GIVEN REQUEST>
Can you output the lines of the records below as a numbered list, with blank lines left out?

DATASET RECORDS>
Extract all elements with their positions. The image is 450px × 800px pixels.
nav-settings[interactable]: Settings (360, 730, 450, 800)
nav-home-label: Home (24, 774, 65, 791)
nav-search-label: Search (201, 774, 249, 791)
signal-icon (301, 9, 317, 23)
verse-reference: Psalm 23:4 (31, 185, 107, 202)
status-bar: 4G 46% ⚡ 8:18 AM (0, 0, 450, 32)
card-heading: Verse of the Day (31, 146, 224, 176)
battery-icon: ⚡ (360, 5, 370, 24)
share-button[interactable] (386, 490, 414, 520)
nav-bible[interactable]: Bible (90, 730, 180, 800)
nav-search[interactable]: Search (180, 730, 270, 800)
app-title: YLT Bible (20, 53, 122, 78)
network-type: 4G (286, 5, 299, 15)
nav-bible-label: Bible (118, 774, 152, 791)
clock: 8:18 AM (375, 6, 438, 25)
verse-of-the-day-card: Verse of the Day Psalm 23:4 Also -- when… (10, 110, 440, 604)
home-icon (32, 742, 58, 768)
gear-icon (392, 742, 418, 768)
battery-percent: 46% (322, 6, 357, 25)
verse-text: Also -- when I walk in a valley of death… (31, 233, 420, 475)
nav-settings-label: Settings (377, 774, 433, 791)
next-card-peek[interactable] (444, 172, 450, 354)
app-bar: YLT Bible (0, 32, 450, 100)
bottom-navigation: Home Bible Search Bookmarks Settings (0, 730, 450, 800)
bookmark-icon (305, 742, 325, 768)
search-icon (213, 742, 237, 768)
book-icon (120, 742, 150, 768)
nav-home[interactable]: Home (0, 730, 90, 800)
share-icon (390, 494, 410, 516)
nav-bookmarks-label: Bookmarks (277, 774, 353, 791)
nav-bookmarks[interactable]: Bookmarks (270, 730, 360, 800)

ANSWER TO THE EXERCISE>
1. Extract all elements with their positions. The image is 450px × 800px pixels.
2. nav-settings[interactable]: Settings (360, 730, 450, 800)
3. nav-home-label: Home (24, 774, 65, 791)
4. nav-search-label: Search (201, 774, 249, 791)
5. signal-icon (301, 9, 317, 23)
6. verse-reference: Psalm 23:4 (31, 185, 107, 202)
7. status-bar: 4G 46% ⚡ 8:18 AM (0, 0, 450, 32)
8. card-heading: Verse of the Day (31, 146, 224, 176)
9. battery-icon: ⚡ (360, 5, 370, 24)
10. share-button[interactable] (386, 490, 414, 520)
11. nav-bible[interactable]: Bible (90, 730, 180, 800)
12. nav-search[interactable]: Search (180, 730, 270, 800)
13. app-title: YLT Bible (20, 53, 122, 78)
14. network-type: 4G (286, 5, 299, 15)
15. nav-bible-label: Bible (118, 774, 152, 791)
16. clock: 8:18 AM (375, 6, 438, 25)
17. verse-of-the-day-card: Verse of the Day Psalm 23:4 Also -- when… (10, 110, 440, 604)
18. home-icon (32, 742, 58, 768)
19. gear-icon (392, 742, 418, 768)
20. battery-percent: 46% (322, 6, 357, 25)
21. verse-text: Also -- when I walk in a valley of death… (31, 233, 420, 475)
22. nav-settings-label: Settings (377, 774, 433, 791)
23. next-card-peek[interactable] (444, 172, 450, 354)
24. app-bar: YLT Bible (0, 32, 450, 100)
25. bottom-navigation: Home Bible Search Bookmarks Settings (0, 730, 450, 800)
26. bookmark-icon (305, 742, 325, 768)
27. search-icon (213, 742, 237, 768)
28. book-icon (120, 742, 150, 768)
29. nav-home[interactable]: Home (0, 730, 90, 800)
30. share-icon (390, 494, 410, 516)
31. nav-bookmarks-label: Bookmarks (277, 774, 353, 791)
32. nav-bookmarks[interactable]: Bookmarks (270, 730, 360, 800)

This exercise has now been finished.